▶ **PROBLEM TO SOLVE**: Collect all lines containing the word "Misma" from the data.

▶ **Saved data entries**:
___
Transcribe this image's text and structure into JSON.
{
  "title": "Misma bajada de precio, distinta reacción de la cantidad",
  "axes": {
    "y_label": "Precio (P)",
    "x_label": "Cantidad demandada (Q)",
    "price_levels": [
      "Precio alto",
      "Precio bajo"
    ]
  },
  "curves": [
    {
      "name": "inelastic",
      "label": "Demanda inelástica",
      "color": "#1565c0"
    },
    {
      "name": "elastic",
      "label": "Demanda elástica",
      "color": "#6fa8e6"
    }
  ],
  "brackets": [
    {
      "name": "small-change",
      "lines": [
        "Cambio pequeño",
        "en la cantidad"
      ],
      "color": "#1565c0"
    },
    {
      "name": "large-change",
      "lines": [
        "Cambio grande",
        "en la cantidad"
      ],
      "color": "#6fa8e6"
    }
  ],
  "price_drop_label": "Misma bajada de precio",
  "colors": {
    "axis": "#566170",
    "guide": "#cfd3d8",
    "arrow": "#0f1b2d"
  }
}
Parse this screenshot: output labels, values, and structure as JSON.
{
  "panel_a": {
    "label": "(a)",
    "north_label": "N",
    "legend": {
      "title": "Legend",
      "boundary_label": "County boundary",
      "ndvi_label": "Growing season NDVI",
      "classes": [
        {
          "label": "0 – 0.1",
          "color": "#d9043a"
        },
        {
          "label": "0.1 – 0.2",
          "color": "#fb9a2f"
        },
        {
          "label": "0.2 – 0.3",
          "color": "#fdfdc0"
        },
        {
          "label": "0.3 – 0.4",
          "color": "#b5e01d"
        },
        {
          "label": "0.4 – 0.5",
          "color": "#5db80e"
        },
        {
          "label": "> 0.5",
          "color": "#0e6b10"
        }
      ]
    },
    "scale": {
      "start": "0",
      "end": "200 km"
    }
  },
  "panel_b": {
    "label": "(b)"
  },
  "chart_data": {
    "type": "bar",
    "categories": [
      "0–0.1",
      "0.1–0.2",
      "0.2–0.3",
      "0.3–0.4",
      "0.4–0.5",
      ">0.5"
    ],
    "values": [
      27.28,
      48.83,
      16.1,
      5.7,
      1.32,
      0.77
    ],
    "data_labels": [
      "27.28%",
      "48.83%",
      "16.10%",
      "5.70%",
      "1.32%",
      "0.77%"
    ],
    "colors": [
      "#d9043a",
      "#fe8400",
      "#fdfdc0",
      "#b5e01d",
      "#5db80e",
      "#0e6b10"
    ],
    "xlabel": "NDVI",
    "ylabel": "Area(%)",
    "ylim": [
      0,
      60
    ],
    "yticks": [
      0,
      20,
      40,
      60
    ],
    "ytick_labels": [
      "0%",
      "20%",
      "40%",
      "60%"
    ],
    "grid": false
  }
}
___
▶ **REPLY TO THE TASK**:
  "title": "Misma bajada de precio, distinta reacción de la cantidad",
  "price_drop_label": "Misma bajada de precio",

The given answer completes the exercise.